[begin GIVEN DATA]
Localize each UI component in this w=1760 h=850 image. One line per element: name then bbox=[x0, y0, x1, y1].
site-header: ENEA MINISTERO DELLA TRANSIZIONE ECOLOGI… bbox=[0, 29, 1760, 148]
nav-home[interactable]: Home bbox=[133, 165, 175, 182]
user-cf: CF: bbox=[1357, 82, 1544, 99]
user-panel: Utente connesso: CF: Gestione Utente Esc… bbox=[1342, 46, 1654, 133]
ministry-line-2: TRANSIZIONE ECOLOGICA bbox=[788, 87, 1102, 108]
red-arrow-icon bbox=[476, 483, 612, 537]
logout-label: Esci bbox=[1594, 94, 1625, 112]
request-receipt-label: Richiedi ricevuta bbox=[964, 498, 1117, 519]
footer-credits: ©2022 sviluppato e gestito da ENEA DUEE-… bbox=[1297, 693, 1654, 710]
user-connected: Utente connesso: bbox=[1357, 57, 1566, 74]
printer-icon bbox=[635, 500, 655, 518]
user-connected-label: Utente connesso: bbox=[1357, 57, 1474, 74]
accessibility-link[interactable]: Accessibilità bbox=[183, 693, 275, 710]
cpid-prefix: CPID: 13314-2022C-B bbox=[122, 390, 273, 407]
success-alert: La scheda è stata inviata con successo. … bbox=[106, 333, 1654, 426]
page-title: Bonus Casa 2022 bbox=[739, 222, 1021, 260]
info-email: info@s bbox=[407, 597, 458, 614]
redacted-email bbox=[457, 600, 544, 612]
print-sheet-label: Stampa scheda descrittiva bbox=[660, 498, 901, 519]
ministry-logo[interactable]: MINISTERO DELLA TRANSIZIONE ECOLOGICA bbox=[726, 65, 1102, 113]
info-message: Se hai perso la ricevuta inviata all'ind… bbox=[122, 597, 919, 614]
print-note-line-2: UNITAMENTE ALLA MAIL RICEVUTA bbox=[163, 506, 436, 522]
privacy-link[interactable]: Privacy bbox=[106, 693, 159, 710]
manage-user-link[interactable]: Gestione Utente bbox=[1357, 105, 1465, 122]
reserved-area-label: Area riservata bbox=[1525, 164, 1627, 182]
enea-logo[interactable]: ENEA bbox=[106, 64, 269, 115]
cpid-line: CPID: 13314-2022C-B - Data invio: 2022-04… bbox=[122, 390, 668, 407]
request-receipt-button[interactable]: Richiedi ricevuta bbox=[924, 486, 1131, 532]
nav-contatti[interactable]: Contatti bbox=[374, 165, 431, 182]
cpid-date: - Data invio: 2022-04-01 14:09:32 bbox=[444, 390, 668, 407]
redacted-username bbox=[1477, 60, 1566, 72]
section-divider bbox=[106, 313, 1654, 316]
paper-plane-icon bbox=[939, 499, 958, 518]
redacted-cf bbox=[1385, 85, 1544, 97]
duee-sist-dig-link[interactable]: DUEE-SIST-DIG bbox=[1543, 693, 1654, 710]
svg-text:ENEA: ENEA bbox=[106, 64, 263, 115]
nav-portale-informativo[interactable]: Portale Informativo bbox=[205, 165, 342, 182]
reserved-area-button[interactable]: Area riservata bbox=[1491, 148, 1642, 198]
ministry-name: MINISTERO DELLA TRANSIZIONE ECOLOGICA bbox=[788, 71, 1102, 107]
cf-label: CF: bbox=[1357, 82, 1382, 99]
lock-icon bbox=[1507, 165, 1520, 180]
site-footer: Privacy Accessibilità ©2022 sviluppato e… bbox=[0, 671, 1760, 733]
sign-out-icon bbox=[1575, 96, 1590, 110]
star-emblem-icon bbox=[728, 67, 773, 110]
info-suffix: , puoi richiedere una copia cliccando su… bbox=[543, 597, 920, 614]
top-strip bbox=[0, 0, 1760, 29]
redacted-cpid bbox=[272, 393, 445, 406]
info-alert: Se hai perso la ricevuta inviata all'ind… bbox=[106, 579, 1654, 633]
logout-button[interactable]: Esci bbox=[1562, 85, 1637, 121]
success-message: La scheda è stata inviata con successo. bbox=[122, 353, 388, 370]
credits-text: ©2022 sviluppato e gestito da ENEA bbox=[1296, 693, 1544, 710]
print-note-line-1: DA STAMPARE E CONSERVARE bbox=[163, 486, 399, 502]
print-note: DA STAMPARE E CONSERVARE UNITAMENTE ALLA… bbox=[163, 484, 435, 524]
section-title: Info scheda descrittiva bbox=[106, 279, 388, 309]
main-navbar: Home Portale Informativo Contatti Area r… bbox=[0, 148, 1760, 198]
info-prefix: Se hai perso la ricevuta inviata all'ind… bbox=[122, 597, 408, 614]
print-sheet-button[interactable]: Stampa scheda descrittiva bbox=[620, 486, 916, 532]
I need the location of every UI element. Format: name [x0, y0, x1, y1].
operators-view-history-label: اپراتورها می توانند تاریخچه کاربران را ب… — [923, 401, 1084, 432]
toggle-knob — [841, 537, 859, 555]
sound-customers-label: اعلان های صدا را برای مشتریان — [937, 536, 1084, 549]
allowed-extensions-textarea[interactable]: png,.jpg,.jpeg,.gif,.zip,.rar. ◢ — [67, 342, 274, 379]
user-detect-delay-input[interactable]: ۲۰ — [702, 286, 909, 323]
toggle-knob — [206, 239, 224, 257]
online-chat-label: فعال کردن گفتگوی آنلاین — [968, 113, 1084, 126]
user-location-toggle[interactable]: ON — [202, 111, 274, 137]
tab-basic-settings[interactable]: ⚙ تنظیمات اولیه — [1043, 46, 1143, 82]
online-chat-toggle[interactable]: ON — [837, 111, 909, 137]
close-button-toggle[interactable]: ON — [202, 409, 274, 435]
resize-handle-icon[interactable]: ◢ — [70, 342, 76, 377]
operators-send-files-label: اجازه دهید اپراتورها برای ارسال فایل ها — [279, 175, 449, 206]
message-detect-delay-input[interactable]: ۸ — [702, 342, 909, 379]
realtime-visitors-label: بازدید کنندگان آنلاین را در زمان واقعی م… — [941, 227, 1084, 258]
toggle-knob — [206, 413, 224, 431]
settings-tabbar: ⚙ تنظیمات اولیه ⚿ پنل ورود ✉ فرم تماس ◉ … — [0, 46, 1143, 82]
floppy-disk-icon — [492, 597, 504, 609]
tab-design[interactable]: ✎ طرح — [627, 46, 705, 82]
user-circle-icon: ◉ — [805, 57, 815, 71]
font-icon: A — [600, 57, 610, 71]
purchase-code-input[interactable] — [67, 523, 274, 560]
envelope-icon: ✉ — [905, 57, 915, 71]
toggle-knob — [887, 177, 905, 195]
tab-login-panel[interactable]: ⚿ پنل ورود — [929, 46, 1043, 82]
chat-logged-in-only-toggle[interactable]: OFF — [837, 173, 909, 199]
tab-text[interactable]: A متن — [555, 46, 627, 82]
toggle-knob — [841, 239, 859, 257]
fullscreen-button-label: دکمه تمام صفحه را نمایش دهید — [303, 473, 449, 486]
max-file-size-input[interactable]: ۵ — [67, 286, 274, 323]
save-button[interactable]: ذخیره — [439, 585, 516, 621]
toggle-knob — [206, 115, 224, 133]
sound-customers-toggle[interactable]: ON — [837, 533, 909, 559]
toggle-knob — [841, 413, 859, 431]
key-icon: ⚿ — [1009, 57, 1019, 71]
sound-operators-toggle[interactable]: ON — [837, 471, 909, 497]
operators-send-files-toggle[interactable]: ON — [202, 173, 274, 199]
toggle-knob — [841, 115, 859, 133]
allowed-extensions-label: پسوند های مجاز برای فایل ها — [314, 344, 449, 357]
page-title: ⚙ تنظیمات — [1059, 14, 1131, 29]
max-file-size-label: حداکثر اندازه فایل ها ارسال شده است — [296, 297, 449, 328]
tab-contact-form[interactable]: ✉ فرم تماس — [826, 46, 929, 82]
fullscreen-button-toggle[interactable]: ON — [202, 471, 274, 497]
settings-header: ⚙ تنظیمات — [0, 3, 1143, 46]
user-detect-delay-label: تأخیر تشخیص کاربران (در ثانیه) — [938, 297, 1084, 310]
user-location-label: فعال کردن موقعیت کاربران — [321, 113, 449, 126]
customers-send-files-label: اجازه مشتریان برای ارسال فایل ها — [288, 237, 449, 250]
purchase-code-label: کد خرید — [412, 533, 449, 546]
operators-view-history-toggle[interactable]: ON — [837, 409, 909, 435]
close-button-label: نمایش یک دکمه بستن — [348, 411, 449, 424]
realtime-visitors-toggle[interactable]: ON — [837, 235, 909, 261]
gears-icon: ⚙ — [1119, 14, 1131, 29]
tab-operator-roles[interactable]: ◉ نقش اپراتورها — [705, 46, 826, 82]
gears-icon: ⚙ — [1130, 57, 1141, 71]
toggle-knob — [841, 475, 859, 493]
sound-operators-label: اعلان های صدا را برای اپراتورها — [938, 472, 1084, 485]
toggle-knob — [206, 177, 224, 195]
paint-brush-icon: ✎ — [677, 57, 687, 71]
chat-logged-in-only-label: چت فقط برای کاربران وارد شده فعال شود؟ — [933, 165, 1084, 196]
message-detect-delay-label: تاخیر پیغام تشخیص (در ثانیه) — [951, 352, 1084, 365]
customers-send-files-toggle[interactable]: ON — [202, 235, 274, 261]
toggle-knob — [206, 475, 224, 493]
[end GIVEN DATA]
> DIRECTIONS
Transcribe the lines of the items from the start through the line containing "manage-user-link[interactable]: Gestione Utente", keeping every line identical to the original.

> EXERCISE SOLUTION
Localize each UI component in this w=1760 h=850 image. One line per element: name then bbox=[x0, y0, x1, y1].
site-header: ENEA MINISTERO DELLA TRANSIZIONE ECOLOGI… bbox=[0, 29, 1760, 148]
nav-home[interactable]: Home bbox=[133, 165, 175, 182]
user-cf: CF: bbox=[1357, 82, 1544, 99]
user-panel: Utente connesso: CF: Gestione Utente Esc… bbox=[1342, 46, 1654, 133]
ministry-line-2: TRANSIZIONE ECOLOGICA bbox=[788, 87, 1102, 108]
red-arrow-icon bbox=[476, 483, 612, 537]
logout-label: Esci bbox=[1594, 94, 1625, 112]
request-receipt-label: Richiedi ricevuta bbox=[964, 498, 1117, 519]
footer-credits: ©2022 sviluppato e gestito da ENEA DUEE-… bbox=[1297, 693, 1654, 710]
user-connected: Utente connesso: bbox=[1357, 57, 1566, 74]
printer-icon bbox=[635, 500, 655, 518]
user-connected-label: Utente connesso: bbox=[1357, 57, 1474, 74]
accessibility-link[interactable]: Accessibilità bbox=[183, 693, 275, 710]
cpid-prefix: CPID: 13314-2022C-B bbox=[122, 390, 273, 407]
success-alert: La scheda è stata inviata con successo. … bbox=[106, 333, 1654, 426]
page-title: Bonus Casa 2022 bbox=[739, 222, 1021, 260]
info-email: info@s bbox=[407, 597, 458, 614]
redacted-email bbox=[457, 600, 544, 612]
print-sheet-label: Stampa scheda descrittiva bbox=[660, 498, 901, 519]
ministry-logo[interactable]: MINISTERO DELLA TRANSIZIONE ECOLOGICA bbox=[726, 65, 1102, 113]
info-message: Se hai perso la ricevuta inviata all'ind… bbox=[122, 597, 919, 614]
print-note-line-2: UNITAMENTE ALLA MAIL RICEVUTA bbox=[163, 506, 436, 522]
privacy-link[interactable]: Privacy bbox=[106, 693, 159, 710]
manage-user-link[interactable]: Gestione Utente bbox=[1357, 105, 1465, 122]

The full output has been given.